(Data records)
____________________

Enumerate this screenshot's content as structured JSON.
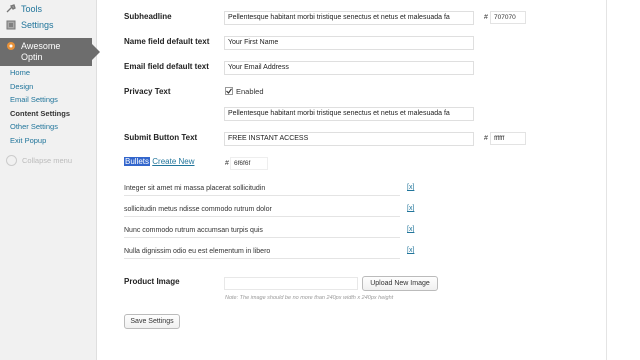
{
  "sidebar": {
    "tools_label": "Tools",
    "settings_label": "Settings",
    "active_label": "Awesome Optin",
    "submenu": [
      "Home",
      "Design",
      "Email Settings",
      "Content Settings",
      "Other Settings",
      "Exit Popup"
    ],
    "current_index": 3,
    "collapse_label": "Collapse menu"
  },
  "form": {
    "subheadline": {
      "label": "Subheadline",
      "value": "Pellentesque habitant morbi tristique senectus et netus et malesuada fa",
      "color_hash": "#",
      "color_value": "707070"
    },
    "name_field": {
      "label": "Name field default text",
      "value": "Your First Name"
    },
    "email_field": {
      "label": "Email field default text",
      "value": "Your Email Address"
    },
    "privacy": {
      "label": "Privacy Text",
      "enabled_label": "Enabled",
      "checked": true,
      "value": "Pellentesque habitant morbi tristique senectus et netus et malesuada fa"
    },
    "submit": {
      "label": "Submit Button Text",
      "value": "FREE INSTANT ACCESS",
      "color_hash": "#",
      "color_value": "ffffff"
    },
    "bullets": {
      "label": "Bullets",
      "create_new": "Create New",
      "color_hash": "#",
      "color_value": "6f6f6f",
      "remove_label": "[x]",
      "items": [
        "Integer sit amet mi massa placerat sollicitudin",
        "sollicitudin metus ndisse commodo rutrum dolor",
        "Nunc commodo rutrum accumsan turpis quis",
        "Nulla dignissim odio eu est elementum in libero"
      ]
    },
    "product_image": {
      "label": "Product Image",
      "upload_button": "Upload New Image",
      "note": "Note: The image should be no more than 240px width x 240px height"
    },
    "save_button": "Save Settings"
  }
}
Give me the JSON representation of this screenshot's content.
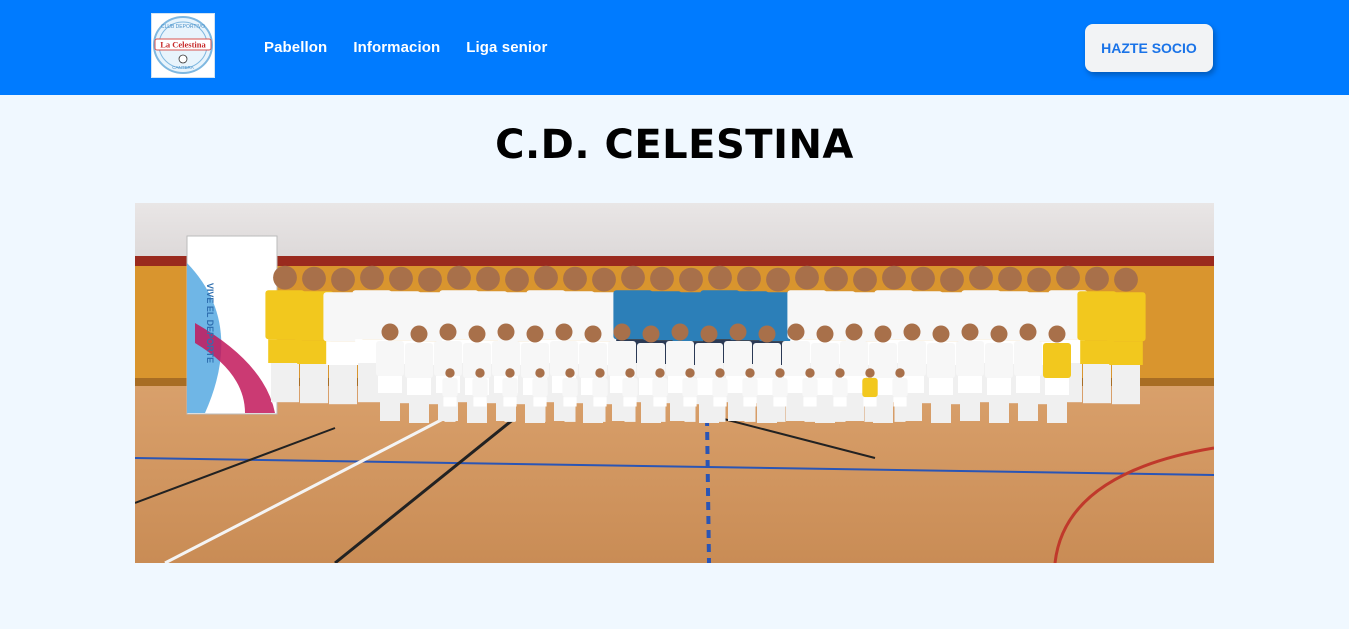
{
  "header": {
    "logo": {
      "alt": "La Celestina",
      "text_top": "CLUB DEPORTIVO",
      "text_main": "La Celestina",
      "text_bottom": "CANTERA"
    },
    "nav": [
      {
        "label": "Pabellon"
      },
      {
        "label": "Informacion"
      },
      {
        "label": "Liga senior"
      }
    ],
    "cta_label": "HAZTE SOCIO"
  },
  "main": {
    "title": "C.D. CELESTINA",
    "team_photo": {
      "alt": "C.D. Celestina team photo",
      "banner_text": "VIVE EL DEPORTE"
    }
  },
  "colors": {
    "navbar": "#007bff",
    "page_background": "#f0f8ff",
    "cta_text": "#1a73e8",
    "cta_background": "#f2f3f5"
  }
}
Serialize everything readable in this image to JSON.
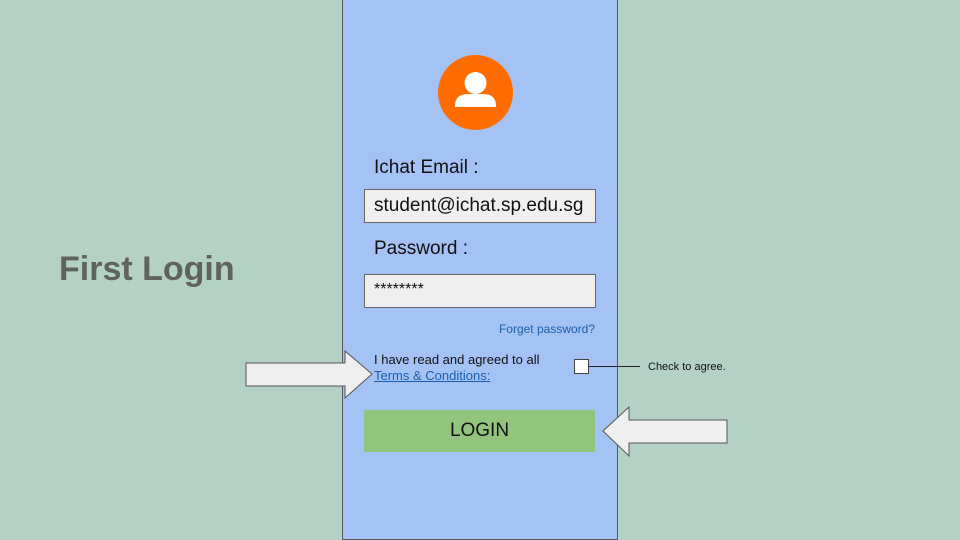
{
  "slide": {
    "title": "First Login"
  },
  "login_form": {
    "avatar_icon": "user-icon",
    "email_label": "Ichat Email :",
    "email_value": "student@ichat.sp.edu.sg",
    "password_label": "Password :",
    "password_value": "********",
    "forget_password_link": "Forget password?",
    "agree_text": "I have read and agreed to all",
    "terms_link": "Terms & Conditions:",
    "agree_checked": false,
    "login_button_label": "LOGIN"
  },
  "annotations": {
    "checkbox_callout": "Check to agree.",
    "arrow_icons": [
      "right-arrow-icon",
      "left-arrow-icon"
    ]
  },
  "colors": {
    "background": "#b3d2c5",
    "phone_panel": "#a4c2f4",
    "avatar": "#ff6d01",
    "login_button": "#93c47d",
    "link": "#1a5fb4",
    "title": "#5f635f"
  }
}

____________________

*WHAT TO DO*
From the entries above, extract each line containing "senectus".

*EXERCISE ANSWER*
      "value": "Pellentesque habitant morbi tristique senectus et netus et malesuada fa",
      "value": "Pellentesque habitant morbi tristique senectus et netus et malesuada fa"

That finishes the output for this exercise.